---------- SUPPLIED DATA ----------

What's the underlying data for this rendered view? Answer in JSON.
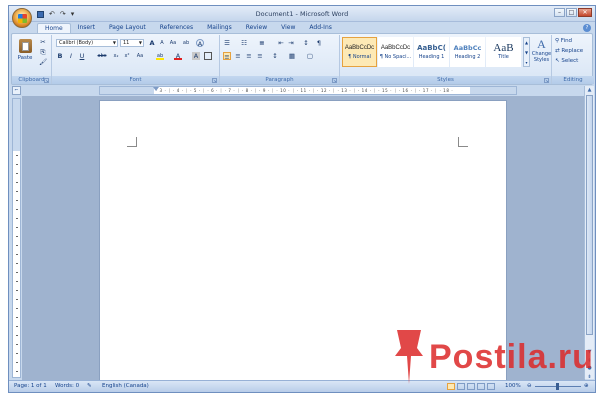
{
  "window": {
    "title": "Document1 - Microsoft Word",
    "controls": {
      "minimize": "–",
      "maximize": "□",
      "close": "✕"
    }
  },
  "qat": {
    "save_icon": "save-icon",
    "undo": "↶",
    "redo": "↷",
    "customize": "▾"
  },
  "tabs": [
    "Home",
    "Insert",
    "Page Layout",
    "References",
    "Mailings",
    "Review",
    "View",
    "Add-Ins"
  ],
  "help": "?",
  "ribbon": {
    "clipboard": {
      "label": "Clipboard",
      "paste_label": "Paste",
      "cut": "✂",
      "copy": "⎘",
      "format_painter": "🖌"
    },
    "font": {
      "label": "Font",
      "family": "Calibri (Body)",
      "size": "11",
      "grow": "A",
      "shrink": "A",
      "clear": "Aa",
      "phonetic": "ab",
      "bold": "B",
      "italic": "I",
      "underline": "U",
      "strike": "abc",
      "subscript": "x₂",
      "superscript": "x²",
      "change_case": "Aa",
      "highlight": "ab",
      "font_color": "A",
      "char_shade": "A",
      "enclose": "A"
    },
    "paragraph": {
      "label": "Paragraph",
      "bullets": "☰",
      "numbering": "☷",
      "multilevel": "≣",
      "decrease_indent": "⇤",
      "increase_indent": "⇥",
      "sort": "↕",
      "pilcrow": "¶",
      "align_left": "≡",
      "center": "≡",
      "align_right": "≡",
      "justify": "≡",
      "line_spacing": "↕",
      "shading": "▦",
      "borders": "▢"
    },
    "styles": {
      "label": "Styles",
      "items": [
        {
          "preview": "AaBbCcDc",
          "name": "¶ Normal",
          "selected": true
        },
        {
          "preview": "AaBbCcDc",
          "name": "¶ No Spaci...",
          "selected": false
        },
        {
          "preview": "AaBbC(",
          "name": "Heading 1",
          "selected": false
        },
        {
          "preview": "AaBbCc",
          "name": "Heading 2",
          "selected": false
        },
        {
          "preview": "AaB",
          "name": "Title",
          "selected": false
        }
      ],
      "change_styles": "Change Styles"
    },
    "editing": {
      "label": "Editing",
      "find": "Find",
      "replace": "Replace",
      "select": "Select"
    }
  },
  "ruler": {
    "horizontal": "· 1 · ⏐ · 1 · ⏐ · 2 · ⏐ · 3 · ⏐ · 4 · ⏐ · 5 · ⏐ · 6 · ⏐ · 7 · ⏐ · 8 · ⏐ · 9 · ⏐ · 10 · ⏐ · 11 · ⏐ · 12 · ⏐ · 13 · ⏐ · 14 · ⏐ · 15 · ⏐ · 16 · ⏐ · 17 · ⏐ · 18 ·"
  },
  "statusbar": {
    "page": "Page: 1 of 1",
    "words": "Words: 0",
    "language": "English (Canada)",
    "zoom": "100%",
    "zoom_level": 1.0
  },
  "watermark": {
    "text": "Postila.ru"
  }
}
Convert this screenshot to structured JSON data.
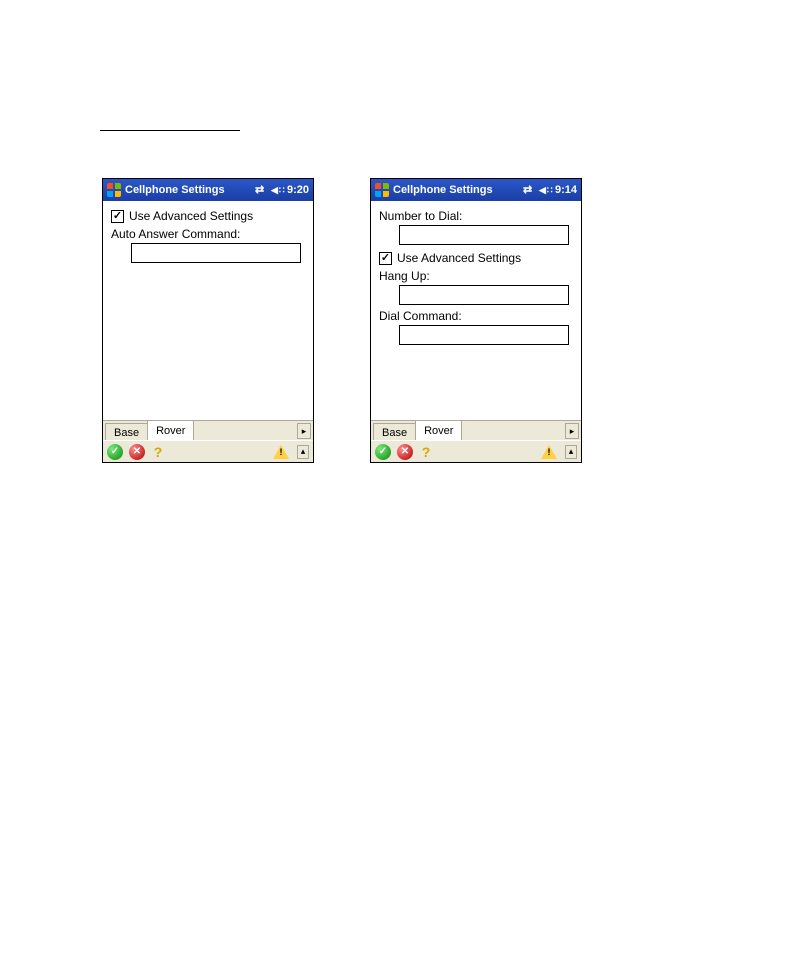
{
  "left": {
    "title": "Cellphone Settings",
    "clock": "9:20",
    "use_advanced_label": "Use Advanced Settings",
    "use_advanced_checked": true,
    "auto_answer_label": "Auto Answer Command:",
    "auto_answer_value": "",
    "tabs": {
      "base": "Base",
      "rover": "Rover",
      "active": "rover"
    }
  },
  "right": {
    "title": "Cellphone Settings",
    "clock": "9:14",
    "number_to_dial_label": "Number to Dial:",
    "number_to_dial_value": "",
    "use_advanced_label": "Use Advanced Settings",
    "use_advanced_checked": true,
    "hang_up_label": "Hang Up:",
    "hang_up_value": "",
    "dial_command_label": "Dial Command:",
    "dial_command_value": "",
    "tabs": {
      "base": "Base",
      "rover": "Rover",
      "active": "rover"
    }
  }
}
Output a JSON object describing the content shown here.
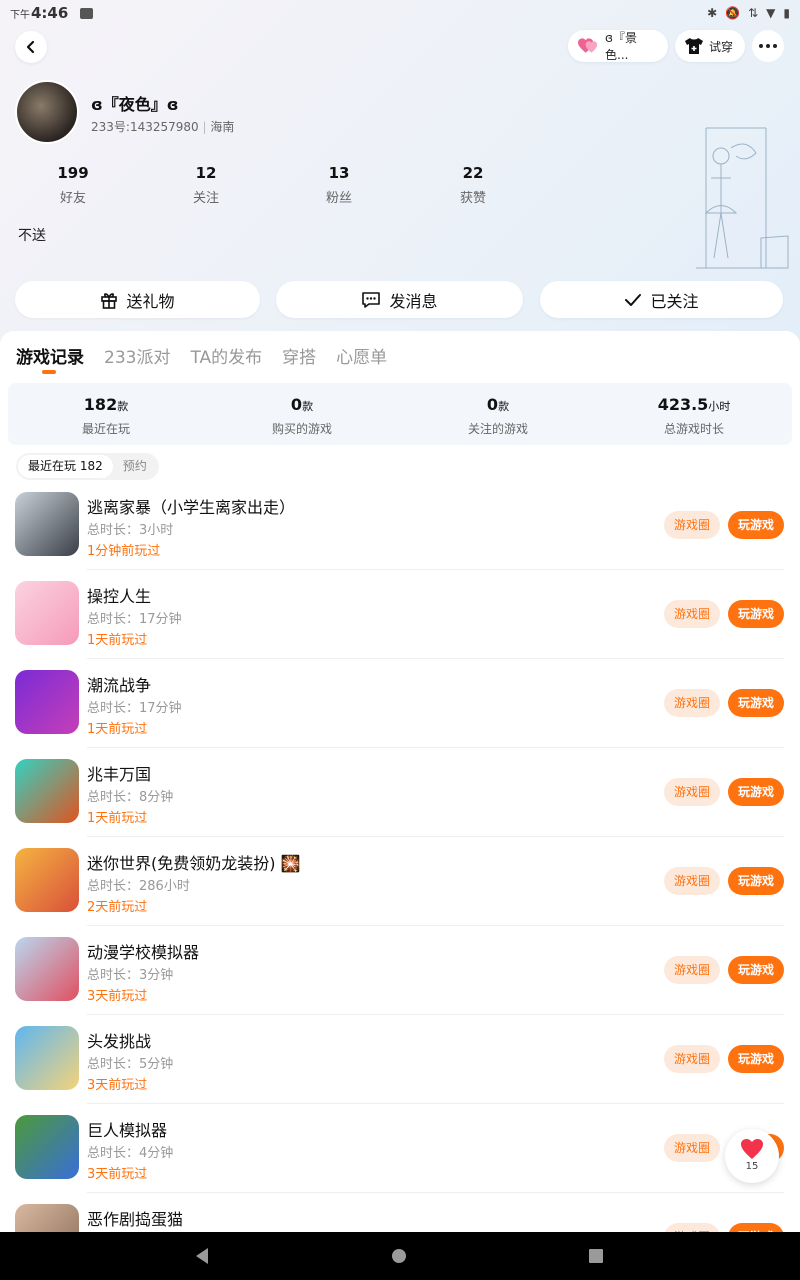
{
  "status_bar": {
    "time_prefix": "下午",
    "time": "4:46"
  },
  "top_bar": {
    "friend_pill_label": "ɞ『景色...",
    "try_on_label": "试穿"
  },
  "profile": {
    "nickname": "ɞ『夜色』ɞ",
    "uid_line": "233号:143257980",
    "location": "海南",
    "bio": "不送",
    "stats": [
      {
        "value": "199",
        "label": "好友"
      },
      {
        "value": "12",
        "label": "关注"
      },
      {
        "value": "13",
        "label": "粉丝"
      },
      {
        "value": "22",
        "label": "获赞"
      }
    ]
  },
  "actions": {
    "gift": "送礼物",
    "message": "发消息",
    "followed": "已关注"
  },
  "tabs": [
    "游戏记录",
    "233派对",
    "TA的发布",
    "穿搭",
    "心愿单"
  ],
  "summary": [
    {
      "value": "182",
      "unit": "款",
      "label": "最近在玩"
    },
    {
      "value": "0",
      "unit": "款",
      "label": "购买的游戏"
    },
    {
      "value": "0",
      "unit": "款",
      "label": "关注的游戏"
    },
    {
      "value": "423.5",
      "unit": "小时",
      "label": "总游戏时长"
    }
  ],
  "filter": {
    "recent": "最近在玩 182",
    "reserve": "预约"
  },
  "buttons": {
    "circle": "游戏圈",
    "play": "玩游戏"
  },
  "games": [
    {
      "name": "逃离家暴（小学生离家出走）",
      "duration": "总时长：3小时",
      "last": "1分钟前玩过",
      "color_a": "#c8d0d8",
      "color_b": "#3a3f47"
    },
    {
      "name": "操控人生",
      "duration": "总时长：17分钟",
      "last": "1天前玩过",
      "color_a": "#fbd3e0",
      "color_b": "#f59ab8"
    },
    {
      "name": "潮流战争",
      "duration": "总时长：17分钟",
      "last": "1天前玩过",
      "color_a": "#7a2bd6",
      "color_b": "#c63fb8"
    },
    {
      "name": "兆丰万国",
      "duration": "总时长：8分钟",
      "last": "1天前玩过",
      "color_a": "#34d1c2",
      "color_b": "#e0541f"
    },
    {
      "name": "迷你世界(免费领奶龙装扮) 🎇",
      "duration": "总时长：286小时",
      "last": "2天前玩过",
      "color_a": "#f5b342",
      "color_b": "#d9503a"
    },
    {
      "name": "动漫学校模拟器",
      "duration": "总时长：3分钟",
      "last": "3天前玩过",
      "color_a": "#b9d7ef",
      "color_b": "#e05060"
    },
    {
      "name": "头发挑战",
      "duration": "总时长：5分钟",
      "last": "3天前玩过",
      "color_a": "#5fb6f0",
      "color_b": "#f3d37a"
    },
    {
      "name": "巨人模拟器",
      "duration": "总时长：4分钟",
      "last": "3天前玩过",
      "color_a": "#4c9a3a",
      "color_b": "#3a6ed8"
    },
    {
      "name": "恶作剧捣蛋猫",
      "duration": "",
      "last": "",
      "color_a": "#d8b9a0",
      "color_b": "#8a6b58"
    }
  ],
  "like_fab": {
    "count": "15"
  },
  "colors": {
    "accent": "#ff7210",
    "accent_light": "#fde9dc",
    "summary_bg": "#f3f7fc"
  }
}
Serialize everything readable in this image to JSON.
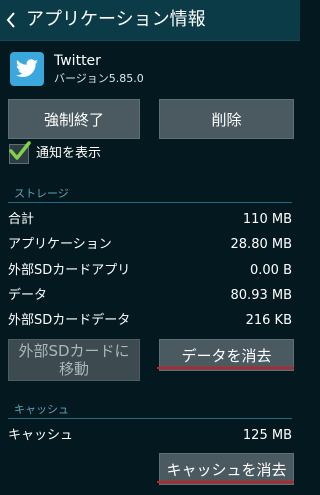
{
  "header": {
    "title": "アプリケーション情報"
  },
  "app": {
    "name": "Twitter",
    "version": "バージョン5.85.0"
  },
  "actions": {
    "force_stop": "強制終了",
    "uninstall": "削除"
  },
  "notifications": {
    "label": "通知を表示",
    "checked": true
  },
  "storage": {
    "section_title": "ストレージ",
    "rows": [
      {
        "label": "合計",
        "value": "110 MB"
      },
      {
        "label": "アプリケーション",
        "value": "28.80 MB"
      },
      {
        "label": "外部SDカードアプリ",
        "value": "0.00 B"
      },
      {
        "label": "データ",
        "value": "80.93 MB"
      },
      {
        "label": "外部SDカードデータ",
        "value": "216 KB"
      }
    ],
    "move_button_line1": "外部SDカードに",
    "move_button_line2": "移動",
    "clear_data_button": "データを消去"
  },
  "cache": {
    "section_title": "キャッシュ",
    "label": "キャッシュ",
    "value": "125 MB",
    "clear_cache_button": "キャッシュを消去"
  },
  "colors": {
    "background": "#03191f",
    "header": "#0b3b47",
    "section_title": "#5aa2b7",
    "button": "#4a5a60",
    "underline": "#d11a1a",
    "checkmark": "#7fd34a",
    "twitter_blue": "#3aa7dd"
  },
  "icons": {
    "back": "chevron-left-icon",
    "app": "twitter-bird-icon",
    "check": "checkmark-icon"
  }
}
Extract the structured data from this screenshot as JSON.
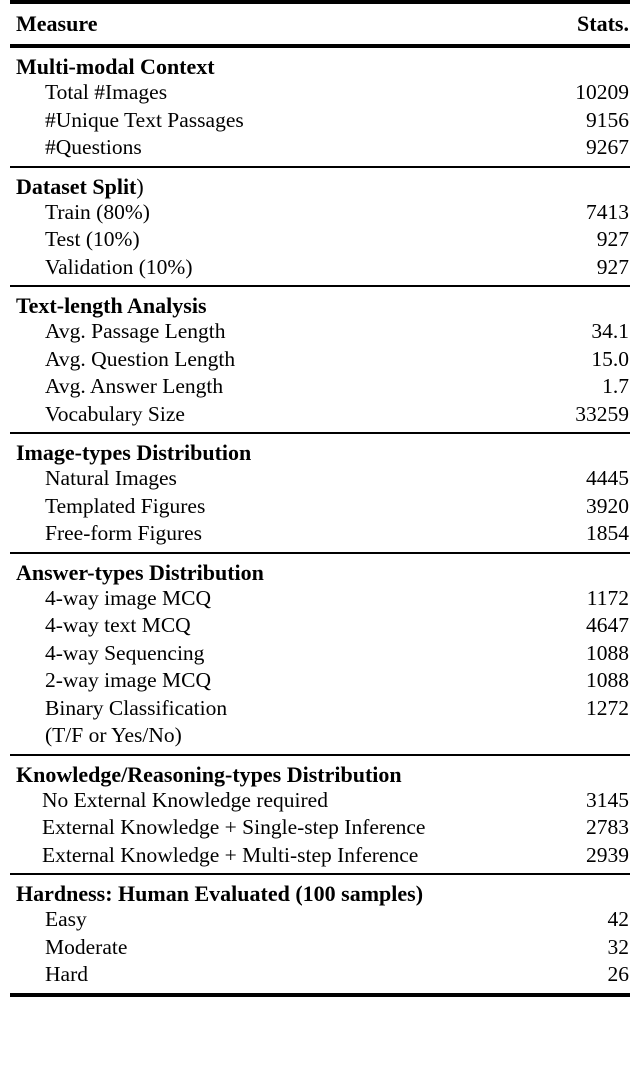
{
  "table": {
    "columns": [
      "Measure",
      "Stats."
    ],
    "sections": [
      {
        "heading": "Multi-modal Context",
        "heading_suffix": "",
        "rows": [
          {
            "label": "Total #Images",
            "value": "10209"
          },
          {
            "label": "#Unique Text Passages",
            "value": "9156"
          },
          {
            "label": "#Questions",
            "value": "9267"
          }
        ]
      },
      {
        "heading": "Dataset Split",
        "heading_suffix": ")",
        "rows": [
          {
            "label": "Train (80%)",
            "value": "7413"
          },
          {
            "label": "Test (10%)",
            "value": "927"
          },
          {
            "label": "Validation (10%)",
            "value": "927"
          }
        ]
      },
      {
        "heading": "Text-length Analysis",
        "heading_suffix": "",
        "rows": [
          {
            "label": "Avg. Passage Length",
            "value": "34.1"
          },
          {
            "label": "Avg. Question Length",
            "value": "15.0"
          },
          {
            "label": "Avg. Answer Length",
            "value": "1.7"
          },
          {
            "label": "Vocabulary Size",
            "value": "33259"
          }
        ]
      },
      {
        "heading": "Image-types Distribution",
        "heading_suffix": "",
        "rows": [
          {
            "label": "Natural Images",
            "value": "4445"
          },
          {
            "label": "Templated Figures",
            "value": "3920"
          },
          {
            "label": "Free-form Figures",
            "value": "1854"
          }
        ]
      },
      {
        "heading": "Answer-types Distribution",
        "heading_suffix": "",
        "rows": [
          {
            "label": "4-way image MCQ",
            "value": "1172"
          },
          {
            "label": "4-way text MCQ",
            "value": "4647"
          },
          {
            "label": "4-way Sequencing",
            "value": "1088"
          },
          {
            "label": "2-way image MCQ",
            "value": "1088"
          },
          {
            "label": "Binary Classification",
            "value": "1272"
          },
          {
            "label": "(T/F or Yes/No)",
            "value": ""
          }
        ]
      },
      {
        "heading": "Knowledge/Reasoning-types Distribution",
        "heading_suffix": "",
        "rows": [
          {
            "label": "No External Knowledge required",
            "value": "3145"
          },
          {
            "label": "External Knowledge + Single-step Inference",
            "value": "2783"
          },
          {
            "label": "External Knowledge + Multi-step Inference",
            "value": "2939"
          }
        ]
      },
      {
        "heading": "Hardness: Human Evaluated (100 samples)",
        "heading_suffix": "",
        "rows": [
          {
            "label": "Easy",
            "value": "42"
          },
          {
            "label": "Moderate",
            "value": "32"
          },
          {
            "label": "Hard",
            "value": "26"
          }
        ]
      }
    ]
  }
}
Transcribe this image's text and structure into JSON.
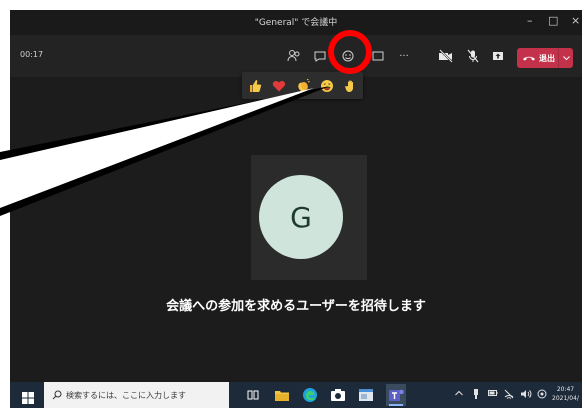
{
  "window": {
    "title": "\"General\" で会議中",
    "minimize": "–",
    "maximize": "□",
    "close": "×"
  },
  "toolbar": {
    "timer": "00:17",
    "leave_label": "退出",
    "more_label": "···"
  },
  "reactions": [
    "thumbs-up",
    "heart",
    "clap",
    "laugh",
    "raise-hand"
  ],
  "main": {
    "avatar_initial": "G",
    "invite_message": "会議への参加を求めるユーザーを招待します"
  },
  "taskbar": {
    "search_placeholder": "検索するには、ここに入力します",
    "clock_time": "20:47",
    "clock_date": "2021/04/"
  },
  "colors": {
    "leave": "#c4314b",
    "highlight_circle": "#ff0000",
    "avatar_bg": "#cfe4da",
    "window_bg": "#1c1c1c"
  }
}
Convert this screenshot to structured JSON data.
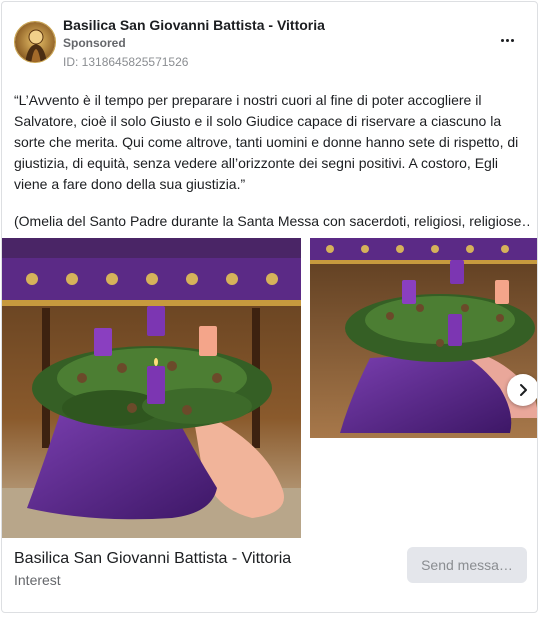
{
  "header": {
    "page_name": "Basilica San Giovanni Battista - Vittoria",
    "sponsored_label": "Sponsored",
    "ad_id": "ID: 1318645825571526"
  },
  "post": {
    "paragraph_1": "“L’Avvento è il tempo per preparare i nostri cuori al fine di poter accogliere il Salvatore, cioè il solo Giusto e il solo Giudice capace di riservare a ciascuno la sorte che merita. Qui come altrove, tanti uomini e donne hanno sete di rispetto, di giustizia, di equità, senza vedere all’orizzonte dei segni positivi. A costoro, Egli viene a fare dono della sua giustizia.”",
    "paragraph_2": "(Omelia del Santo Padre durante la Santa Messa con sacerdoti, religiosi, religiose…"
  },
  "carousel": {
    "slides": [
      "advent-wreath-photo",
      "advent-wreath-photo"
    ],
    "next_icon": "chevron-right-icon"
  },
  "footer": {
    "title": "Basilica San Giovanni Battista - Vittoria",
    "subtitle": "Interest",
    "cta_label": "Send messa…"
  },
  "colors": {
    "purple": "#5b2a86",
    "candle_pink": "#f4a58a",
    "greenery": "#3f6a2c",
    "button_bg": "#e4e6eb"
  }
}
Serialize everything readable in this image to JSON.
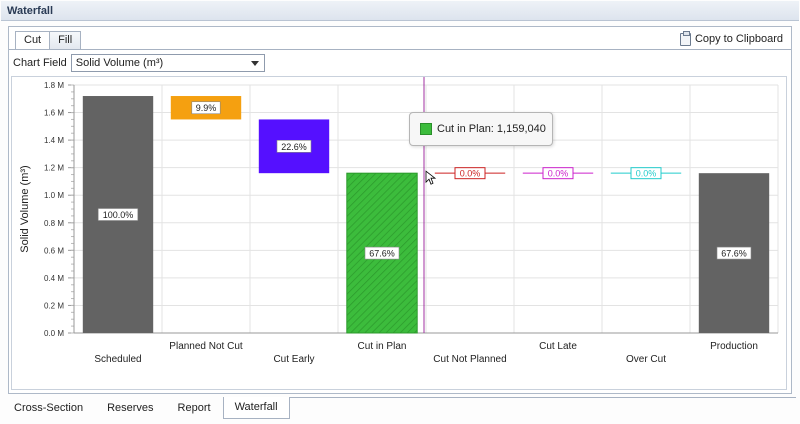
{
  "panel": {
    "title": "Waterfall"
  },
  "tabs": [
    {
      "label": "Cut",
      "active": true
    },
    {
      "label": "Fill",
      "active": false
    }
  ],
  "toolbar": {
    "copy_label": "Copy to Clipboard",
    "copy_icon": "clipboard-icon"
  },
  "chart_field": {
    "label": "Chart Field",
    "value": "Solid Volume (m³)"
  },
  "tooltip": {
    "text": "Cut in Plan: 1,159,040",
    "swatch_color": "#3cbc3c"
  },
  "bottom_tabs": [
    {
      "label": "Cross-Section",
      "active": false
    },
    {
      "label": "Reserves",
      "active": false
    },
    {
      "label": "Report",
      "active": false
    },
    {
      "label": "Waterfall",
      "active": true
    }
  ],
  "chart_data": {
    "type": "bar",
    "subtype": "waterfall",
    "ylabel": "Solid Volume (m³)",
    "ylim": [
      0,
      1.8
    ],
    "y_unit_suffix": " M",
    "yticks": [
      "0.0 M",
      "0.2 M",
      "0.4 M",
      "0.6 M",
      "0.8 M",
      "1.0 M",
      "1.2 M",
      "1.4 M",
      "1.6 M",
      "1.8 M"
    ],
    "grid": true,
    "categories": [
      "Scheduled",
      "Planned Not Cut",
      "Cut Early",
      "Cut in Plan",
      "Cut Not Planned",
      "Cut Late",
      "Over Cut",
      "Production"
    ],
    "bars": [
      {
        "category": "Scheduled",
        "start": 0,
        "end": 1.72,
        "label": "100.0%",
        "color": "#636363",
        "style": "solid"
      },
      {
        "category": "Planned Not Cut",
        "start": 1.55,
        "end": 1.72,
        "label": "9.9%",
        "color": "#f5a010",
        "style": "solid"
      },
      {
        "category": "Cut Early",
        "start": 1.16,
        "end": 1.55,
        "label": "22.6%",
        "color": "#5510ff",
        "style": "solid"
      },
      {
        "category": "Cut in Plan",
        "start": 0,
        "end": 1.16,
        "label": "67.6%",
        "color": "#3cbc3c",
        "style": "hatched"
      },
      {
        "category": "Cut Not Planned",
        "start": 1.16,
        "end": 1.16,
        "label": "0.0%",
        "color": "#cc2222",
        "style": "line"
      },
      {
        "category": "Cut Late",
        "start": 1.16,
        "end": 1.16,
        "label": "0.0%",
        "color": "#cc22cc",
        "style": "line"
      },
      {
        "category": "Over Cut",
        "start": 1.16,
        "end": 1.16,
        "label": "0.0%",
        "color": "#22cccc",
        "style": "line"
      },
      {
        "category": "Production",
        "start": 0,
        "end": 1.16,
        "label": "67.6%",
        "color": "#636363",
        "style": "solid"
      }
    ],
    "cursor_category": "Cut in Plan",
    "cursor_color": "#a030a0"
  }
}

----------

(SET TASK)
Go through the data above and find the lines with the word "Knowledge". Copy each of those lines.

(RESULT)
        "heading": "Knowledge/Reasoning-types Distribution",
            "label": "No External Knowledge required",
            "label": "External Knowledge + Single-step Inference",
            "label": "External Knowledge + Multi-step Inference",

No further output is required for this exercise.